### What you are asked to do
Repeat each entry as written, dropping any picture you find.

══ Provided records ══

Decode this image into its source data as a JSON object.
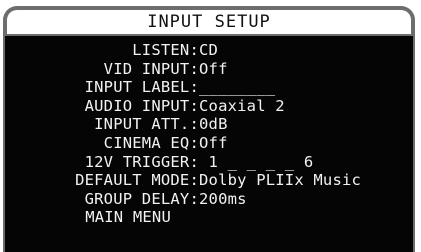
{
  "title": "INPUT SETUP",
  "rows": [
    {
      "label": "LISTEN:",
      "value": "CD"
    },
    {
      "label": "VID INPUT:",
      "value": "Off"
    },
    {
      "label": "INPUT LABEL:",
      "value": "________"
    },
    {
      "label": "AUDIO INPUT:",
      "value": "Coaxial 2"
    },
    {
      "label": "INPUT ATT.:",
      "value": "0dB"
    },
    {
      "label": "CINEMA EQ:",
      "value": "Off"
    },
    {
      "label": "12V TRIGGER:",
      "value": " 1 _ _ _ _ 6"
    },
    {
      "label": "DEFAULT MODE:",
      "value": "Dolby PLIIx Music"
    },
    {
      "label": "GROUP DELAY:",
      "value": "200ms"
    }
  ],
  "main_menu_label": "MAIN MENU",
  "colors": {
    "screen_background": "#050505",
    "text": "#f2f2f2",
    "title_bar": "#ffffff",
    "border": "#6d6d6d"
  }
}
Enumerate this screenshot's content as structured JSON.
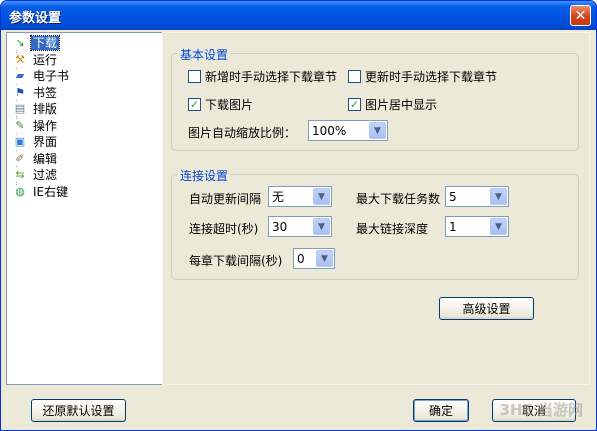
{
  "window": {
    "title": "参数设置",
    "close_label": "✕"
  },
  "tree": {
    "items": [
      {
        "label": "下载",
        "icon": "download-arrow-icon",
        "color": "#2e9b2e",
        "glyph": "↘"
      },
      {
        "label": "运行",
        "icon": "hammer-icon",
        "color": "#c98a1a",
        "glyph": "⚒"
      },
      {
        "label": "电子书",
        "icon": "book-icon",
        "color": "#3a6fc4",
        "glyph": "▰"
      },
      {
        "label": "书签",
        "icon": "flag-icon",
        "color": "#1f4fb8",
        "glyph": "⚑"
      },
      {
        "label": "排版",
        "icon": "document-icon",
        "color": "#6c7c99",
        "glyph": "▤"
      },
      {
        "label": "操作",
        "icon": "edit-check-icon",
        "color": "#3a8a3a",
        "glyph": "✎"
      },
      {
        "label": "界面",
        "icon": "window-icon",
        "color": "#2d7ad0",
        "glyph": "▣"
      },
      {
        "label": "编辑",
        "icon": "pencil-icon",
        "color": "#8a6d3b",
        "glyph": "✐"
      },
      {
        "label": "过滤",
        "icon": "filter-icon",
        "color": "#5d9b2a",
        "glyph": "⇆"
      },
      {
        "label": "IE右键",
        "icon": "globe-icon",
        "color": "#2e9b4e",
        "glyph": "◍"
      }
    ]
  },
  "basic": {
    "title": "基本设置",
    "cb_new_manual": {
      "label": "新增时手动选择下载章节",
      "checked": false
    },
    "cb_update_manual": {
      "label": "更新时手动选择下载章节",
      "checked": false
    },
    "cb_download_images": {
      "label": "下载图片",
      "checked": true
    },
    "cb_center_images": {
      "label": "图片居中显示",
      "checked": true
    },
    "scale_label": "图片自动缩放比例：",
    "scale_value": "100%"
  },
  "connection": {
    "title": "连接设置",
    "auto_update_label": "自动更新间隔",
    "auto_update_value": "无",
    "max_tasks_label": "最大下载任务数",
    "max_tasks_value": "5",
    "timeout_label": "连接超时(秒)",
    "timeout_value": "30",
    "max_depth_label": "最大链接深度",
    "max_depth_value": "1",
    "chapter_interval_label": "每章下载间隔(秒)",
    "chapter_interval_value": "0"
  },
  "buttons": {
    "advanced": "高级设置",
    "restore_defaults": "还原默认设置",
    "ok": "确定",
    "cancel": "取消"
  },
  "watermark": "3HE 当游网"
}
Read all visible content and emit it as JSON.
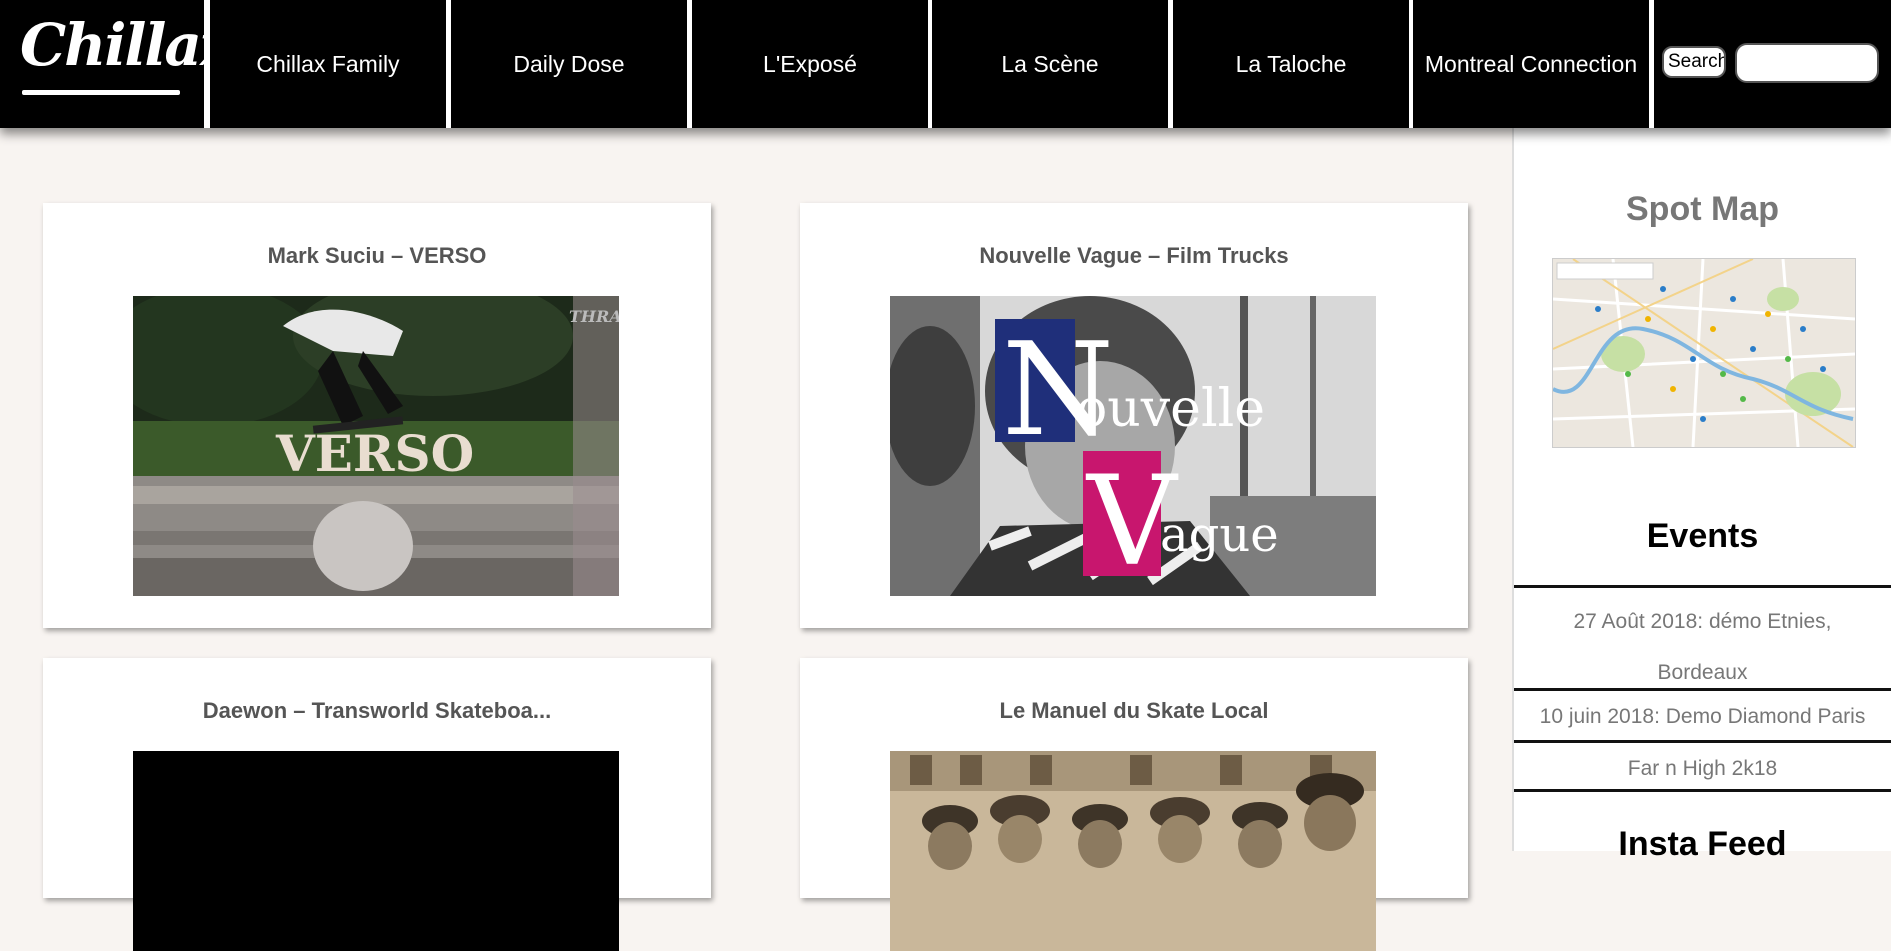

═══

### Exercise answer
Decode this image into its source data as a JSON object.
{
  "title": "INPUT SETUP",
  "rows": [
    {
      "label": "LISTEN:",
      "value": "CD"
    },
    {
      "label": "VID INPUT:",
      "value": "Off"
    },
    {
      "label": "INPUT LABEL:",
      "value": "________"
    },
    {
      "label": "AUDIO INPUT:",
      "value": "Coaxial 2"
    },
    {
      "label": "INPUT ATT.:",
      "value": "0dB"
    },
    {
      "label": "CINEMA EQ:",
      "value": "Off"
    },
    {
      "label": "12V TRIGGER:",
      "value": " 1 _ _ _ _ 6"
    },
    {
      "label": "DEFAULT MODE:",
      "value": "Dolby PLIIx Music"
    },
    {
      "label": "GROUP DELAY:",
      "value": "200ms"
    }
  ],
  "main_menu_label": "MAIN MENU",
  "colors": {
    "screen_background": "#050505",
    "text": "#f2f2f2",
    "title_bar": "#ffffff",
    "border": "#6d6d6d"
  }
}
Enumerate this screenshot's content as structured JSON.
{
  "window": {
    "title": "参数设置",
    "close_label": "✕"
  },
  "tree": {
    "items": [
      {
        "label": "下载",
        "icon": "download-arrow-icon",
        "color": "#2e9b2e",
        "glyph": "↘"
      },
      {
        "label": "运行",
        "icon": "hammer-icon",
        "color": "#c98a1a",
        "glyph": "⚒"
      },
      {
        "label": "电子书",
        "icon": "book-icon",
        "color": "#3a6fc4",
        "glyph": "▰"
      },
      {
        "label": "书签",
        "icon": "flag-icon",
        "color": "#1f4fb8",
        "glyph": "⚑"
      },
      {
        "label": "排版",
        "icon": "document-icon",
        "color": "#6c7c99",
        "glyph": "▤"
      },
      {
        "label": "操作",
        "icon": "edit-check-icon",
        "color": "#3a8a3a",
        "glyph": "✎"
      },
      {
        "label": "界面",
        "icon": "window-icon",
        "color": "#2d7ad0",
        "glyph": "▣"
      },
      {
        "label": "编辑",
        "icon": "pencil-icon",
        "color": "#8a6d3b",
        "glyph": "✐"
      },
      {
        "label": "过滤",
        "icon": "filter-icon",
        "color": "#5d9b2a",
        "glyph": "⇆"
      },
      {
        "label": "IE右键",
        "icon": "globe-icon",
        "color": "#2e9b4e",
        "glyph": "◍"
      }
    ]
  },
  "basic": {
    "title": "基本设置",
    "cb_new_manual": {
      "label": "新增时手动选择下载章节",
      "checked": false
    },
    "cb_update_manual": {
      "label": "更新时手动选择下载章节",
      "checked": false
    },
    "cb_download_images": {
      "label": "下载图片",
      "checked": true
    },
    "cb_center_images": {
      "label": "图片居中显示",
      "checked": true
    },
    "scale_label": "图片自动缩放比例：",
    "scale_value": "100%"
  },
  "connection": {
    "title": "连接设置",
    "auto_update_label": "自动更新间隔",
    "auto_update_value": "无",
    "max_tasks_label": "最大下载任务数",
    "max_tasks_value": "5",
    "timeout_label": "连接超时(秒)",
    "timeout_value": "30",
    "max_depth_label": "最大链接深度",
    "max_depth_value": "1",
    "chapter_interval_label": "每章下载间隔(秒)",
    "chapter_interval_value": "0"
  },
  "buttons": {
    "advanced": "高级设置",
    "restore_defaults": "还原默认设置",
    "ok": "确定",
    "cancel": "取消"
  },
  "watermark": "3HE 当游网"
}
Read all visible content and emit it as JSON.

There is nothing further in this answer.